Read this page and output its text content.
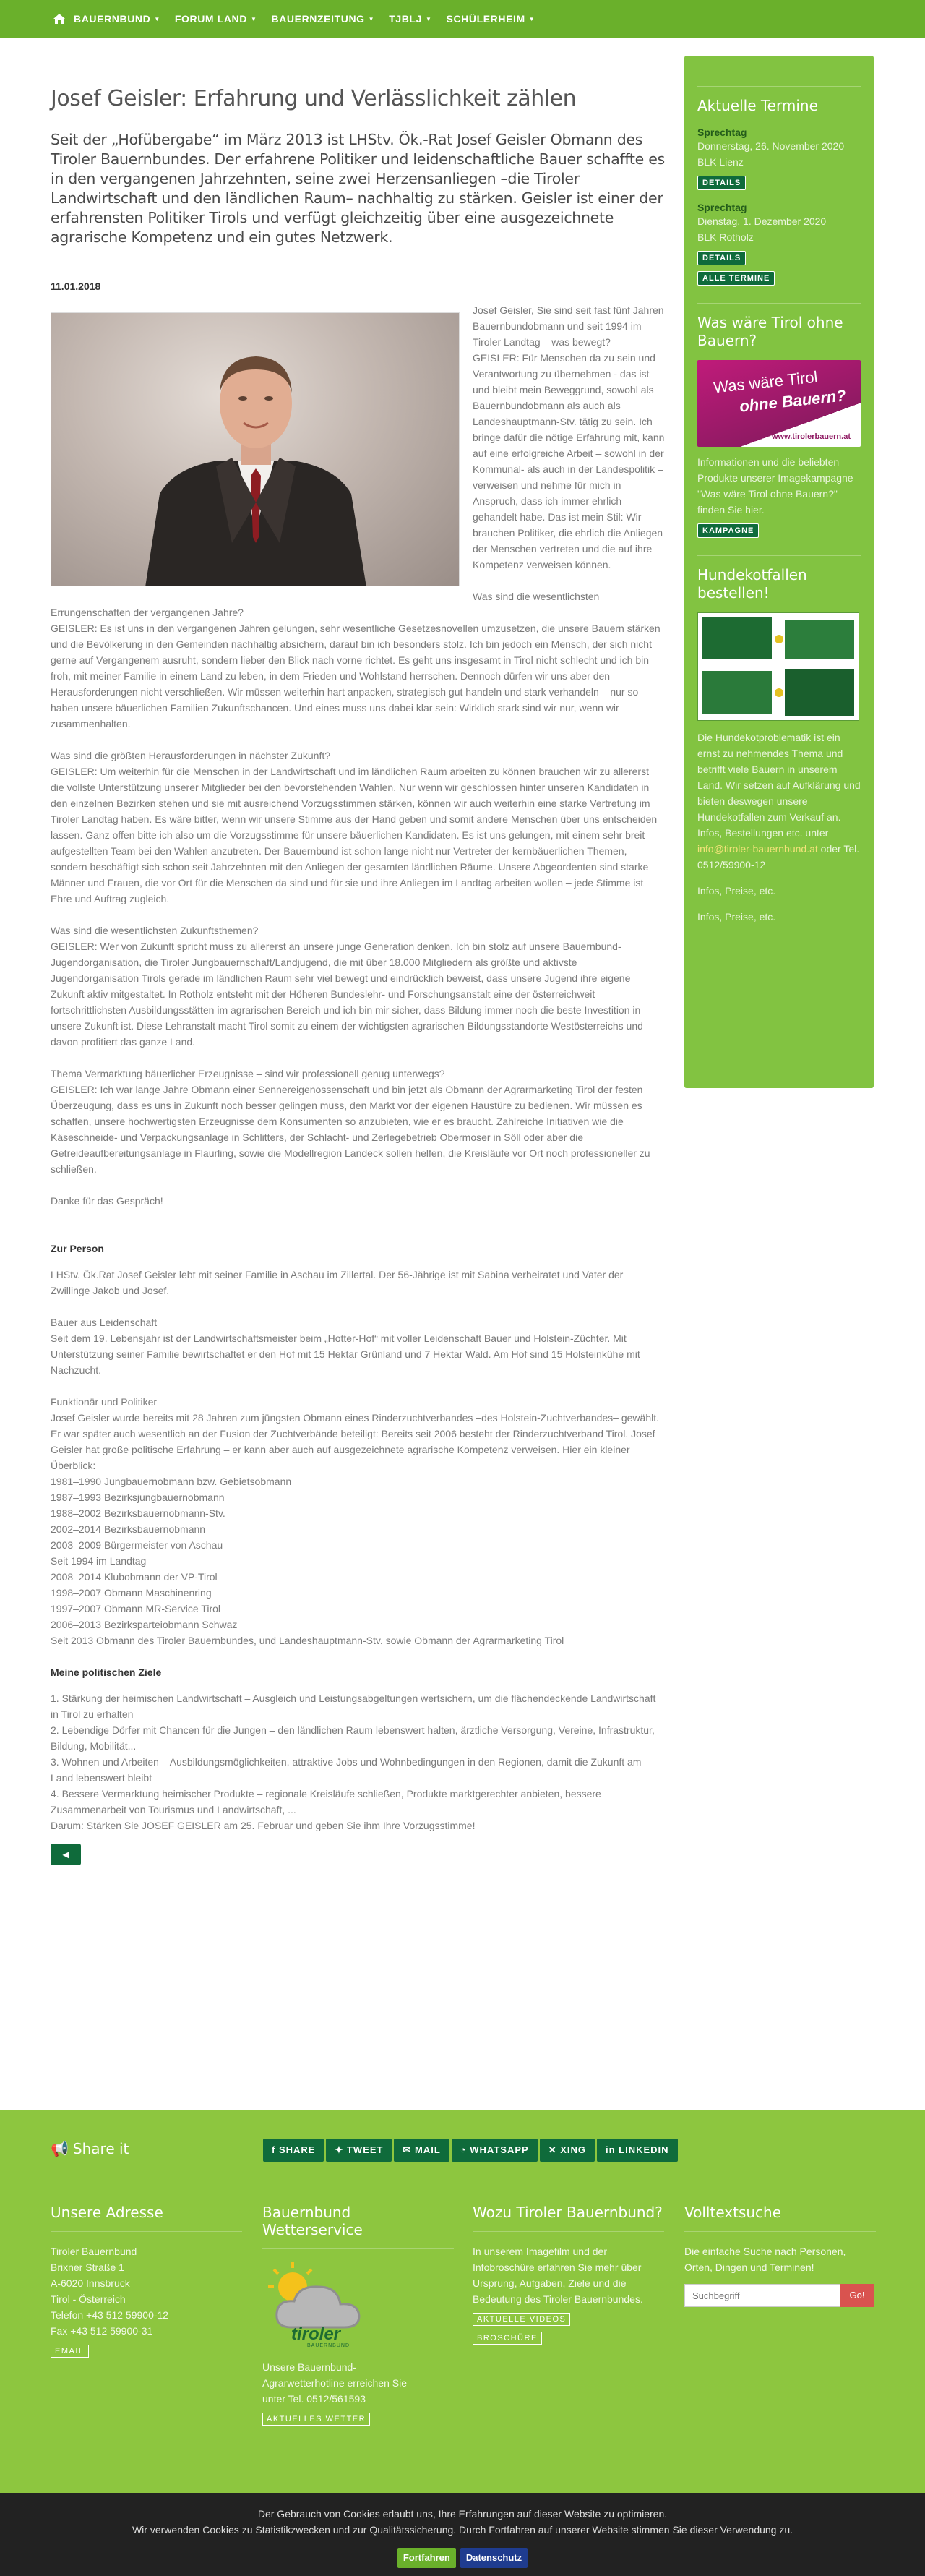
BAUERNBUND ▼ FORUM LAND ▼ BAUERNZEITUNG ▼ TJBLJ ▼ SCHÜLERHEIM ▼
Josef Geisler: Erfahrung und Verlässlichkeit zählen
Seit der „Hofübergabe“ im März 2013 ist LHStv. Ök.-Rat Josef Geisler Obmann des Tiroler Bauernbundes. Der erfahrene Politiker und leidenschaftliche Bauer schaffte es in den vergangenen Jahrzehnten, seine zwei Herzensanliegen –die Tiroler Landwirtschaft und den ländlichen Raum– nachhaltig zu stärken. Geisler ist einer der erfahrensten Politiker Tirols und verfügt gleichzeitig über eine ausgezeichnete agrarische Kompetenz und ein gutes Netzwerk.
11.01.2018

Josef Geisler, Sie sind seit fast fünf Jahren Bauernbundobmann und seit 1994 im Tiroler Landtag – was bewegt?
GEISLER: Für Menschen da zu sein und Verantwortung zu übernehmen - das ist und bleibt mein Beweggrund, sowohl als Bauernbundobmann als auch als Landeshauptmann-Stv. tätig zu sein. Ich bringe dafür die nötige Erfahrung mit, kann auf eine erfolgreiche Arbeit – sowohl in der Kommunal- als auch in der Landespolitik – verweisen und nehme für mich in Anspruch, dass ich immer ehrlich gehandelt habe. Das ist mein Stil: Wir brauchen Politiker, die ehrlich die Anliegen der Menschen vertreten und die auf ihre Kompetenz verweisen können.

Was sind die wesentlichsten Errungenschaften der vergangenen Jahre?
GEISLER: Es ist uns in den vergangenen Jahren gelungen, sehr wesentliche Gesetzesnovellen umzusetzen, die unsere Bauern stärken und die Bevölkerung in den Gemeinden nachhaltig absichern, darauf bin ich besonders stolz. Ich bin jedoch ein Mensch, der sich nicht gerne auf Vergangenem ausruht, sondern lieber den Blick nach vorne richtet. Es geht uns insgesamt in Tirol nicht schlecht und ich bin froh, mit meiner Familie in einem Land zu leben, in dem Frieden und Wohlstand herrschen. Dennoch dürfen wir uns aber den Herausforderungen nicht verschließen. Wir müssen weiterhin hart anpacken, strategisch gut handeln und stark verhandeln – nur so haben unsere bäuerlichen Familien Zukunftschancen. Und eines muss uns dabei klar sein: Wirklich stark sind wir nur, wenn wir zusammenhalten.

Was sind die größten Herausforderungen in nächster Zukunft?
GEISLER: Um weiterhin für die Menschen in der Landwirtschaft und im ländlichen Raum arbeiten zu können brauchen wir zu allererst die vollste Unterstützung unserer Mitglieder bei den bevorstehenden Wahlen. Nur wenn wir geschlossen hinter unseren Kandidaten in den einzelnen Bezirken stehen und sie mit ausreichend Vorzugsstimmen stärken, können wir auch weiterhin eine starke Vertretung im Tiroler Landtag haben. Es wäre bitter, wenn wir unsere Stimme aus der Hand geben und somit andere Menschen über uns entscheiden lassen. Ganz offen bitte ich also um die Vorzugsstimme für unsere bäuerlichen Kandidaten. Es ist uns gelungen, mit einem sehr breit aufgestellten Team bei den Wahlen anzutreten. Der Bauernbund ist schon lange nicht nur Vertreter der kernbäuerlichen Themen, sondern beschäftigt sich schon seit Jahrzehnten mit den Anliegen der gesamten ländlichen Räume. Unsere Abgeordenten sind starke Männer und Frauen, die vor Ort für die Menschen da sind und für sie und ihre Anliegen im Landtag arbeiten wollen – jede Stimme ist Ehre und Auftrag zugleich.

Was sind die wesentlichsten Zukunftsthemen?
GEISLER: Wer von Zukunft spricht muss zu allererst an unsere junge Generation denken. Ich bin stolz auf unsere Bauernbund-Jugendorganisation, die Tiroler Jungbauernschaft/Landjugend, die mit über 18.000 Mitgliedern als größte und aktivste Jugendorganisation Tirols gerade im ländlichen Raum sehr viel bewegt und eindrücklich beweist, dass unsere Jugend ihre eigene Zukunft aktiv mitgestaltet. In Rotholz entsteht mit der Höheren Bundeslehr- und Forschungsanstalt eine der österreichweit fortschrittlichsten Ausbildungsstätten im agrarischen Bereich und ich bin mir sicher, dass Bildung immer noch die beste Investition in unsere Zukunft ist. Diese Lehranstalt macht Tirol somit zu einem der wichtigsten agrarischen Bildungsstandorte Westösterreichs und davon profitiert das ganze Land.

Thema Vermarktung bäuerlicher Erzeugnisse – sind wir professionell genug unterwegs?
GEISLER: Ich war lange Jahre Obmann einer Sennereigenossenschaft und bin jetzt als Obmann der Agrarmarketing Tirol der festen Überzeugung, dass es uns in Zukunft noch besser gelingen muss, den Markt vor der eigenen Haustüre zu bedienen. Wir müssen es schaffen, unsere hochwertigsten Erzeugnisse dem Konsumenten so anzubieten, wie er es braucht. Zahlreiche Initiativen wie die Käseschneide- und Verpackungsanlage in Schlitters, der Schlacht- und Zerlegebetrieb Obermoser in Söll oder aber die Getreideaufbereitungsanlage in Flaurling, sowie die Modellregion Landeck sollen helfen, die Kreisläufe vor Ort noch professioneller zu schließen.

Danke für das Gespräch!

Zur Person

LHStv. Ök.Rat Josef Geisler lebt mit seiner Familie in Aschau im Zillertal. Der 56-Jährige ist mit Sabina verheiratet und Vater der Zwillinge Jakob und Josef.

Bauer aus Leidenschaft
Seit dem 19. Lebensjahr ist der Landwirtschaftsmeister beim „Hotter-Hof“ mit voller Leidenschaft Bauer und Holstein-Züchter. Mit Unterstützung seiner Familie bewirtschaftet er den Hof mit 15 Hektar Grünland und 7 Hektar Wald. Am Hof sind 15 Holsteinkühe mit Nachzucht.

Funktionär und Politiker
Josef Geisler wurde bereits mit 28 Jahren zum jüngsten Obmann eines Rinderzuchtverbandes –des Holstein-Zuchtverbandes– gewählt. Er war später auch wesentlich an der Fusion der Zuchtverbände beteiligt: Bereits seit 2006 besteht der Rinderzuchtverband Tirol. Josef Geisler hat große politische Erfahrung – er kann aber auch auf ausgezeichnete agrarische Kompetenz verweisen. Hier ein kleiner Überblick:
1981–1990 Jungbauernobmann bzw. Gebietsobmann
1987–1993 Bezirksjungbauernobmann
1988–2002 Bezirksbauernobmann-Stv.
2002–2014 Bezirksbauernobmann
2003–2009 Bürgermeister von Aschau
Seit 1994 im Landtag
2008–2014 Klubobmann der VP-Tirol
1998–2007 Obmann Maschinenring
1997–2007 Obmann MR-Service Tirol
2006–2013 Bezirksparteiobmann Schwaz
Seit 2013 Obmann des Tiroler Bauernbundes, und Landeshauptmann-Stv. sowie Obmann der Agrarmarketing Tirol

Meine politischen Ziele

1. Stärkung der heimischen Landwirtschaft – Ausgleich und Leistungsabgeltungen wertsichern, um die flächendeckende Landwirtschaft in Tirol zu erhalten
2. Lebendige Dörfer mit Chancen für die Jungen – den ländlichen Raum lebenswert halten, ärztliche Versorgung, Vereine, Infrastruktur, Bildung, Mobilität,..
3. Wohnen und Arbeiten – Ausbildungsmöglichkeiten, attraktive Jobs und Wohnbedingungen in den Regionen, damit die Zukunft am Land lebenswert bleibt
4. Bessere Vermarktung heimischer Produkte – regionale Kreisläufe schließen, Produkte marktgerechter anbieten, bessere Zusammenarbeit von Tourismus und Landwirtschaft, ...
Darum: Stärken Sie JOSEF GEISLER am 25. Februar und geben Sie ihm Ihre Vorzugsstimme!

◀
Aktuelle Termine
Sprechtag
Donnerstag, 26. November 2020
BLK Lienz
DETAILS
Sprechtag
Dienstag, 1. Dezember 2020
BLK Rotholz
DETAILS
ALLE TERMINE
Was wäre Tirol ohne Bauern?
Was wäre Tirol
ohne Bauern?
www.tirolerbauern.at
Informationen und die beliebten Produkte unserer Imagekampagne "Was wäre Tirol ohne Bauern?" finden Sie hier.
KAMPAGNE
Hundekotfallen bestellen!
Die Hundekotproblematik ist ein ernst zu nehmendes Thema und betrifft viele Bauern in unserem Land. Wir setzen auf Aufklärung und bieten deswegen unsere Hundekotfallen zum Verkauf an. Infos, Bestellungen etc. unter info@tiroler-bauernbund.at oder Tel. 0512/59900-12
Infos, Preise, etc.
Infos, Preise, etc.
📢 Share it	f SHARE	✦ TWEET	✉ MAIL	◔ WHATSAPP	✕ XING	in LINKEDIN
Unsere Adresse
Tiroler Bauernbund
Brixner Straße 1
A-6020 Innsbruck
Tirol - Österreich
Telefon +43 512 59900-12
Fax +43 512 59900-31
EMAIL
Bauernbund Wetterservice
tiroler
BAUERNBUND
Unsere Bauernbund-Agrarwetterhotline erreichen Sie unter Tel. 0512/561593
AKTUELLES WETTER
Wozu Tiroler Bauernbund?
In unserem Imagefilm und der Infobroschüre erfahren Sie mehr über Ursprung, Aufgaben, Ziele und die Bedeutung des Tiroler Bauernbundes.
AKTUELLE VIDEOS
BROSCHÜRE
Volltextsuche
Die einfache Suche nach Personen, Orten, Dingen und Terminen!
Suchbegriff
Go!
Der Gebrauch von Cookies erlaubt uns, Ihre Erfahrungen auf dieser Website zu optimieren.
Wir verwenden Cookies zu Statistikzwecken und zur Qualitätssicherung. Durch Fortfahren auf unserer Website stimmen Sie dieser Verwendung zu.
Fortfahren	Datenschutz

◆ WHAT NEEDS TO BE DONE
Work out how many lines in the records above contain the word "Website", and give only that number.

◆ COMPLETE OUTPUT
2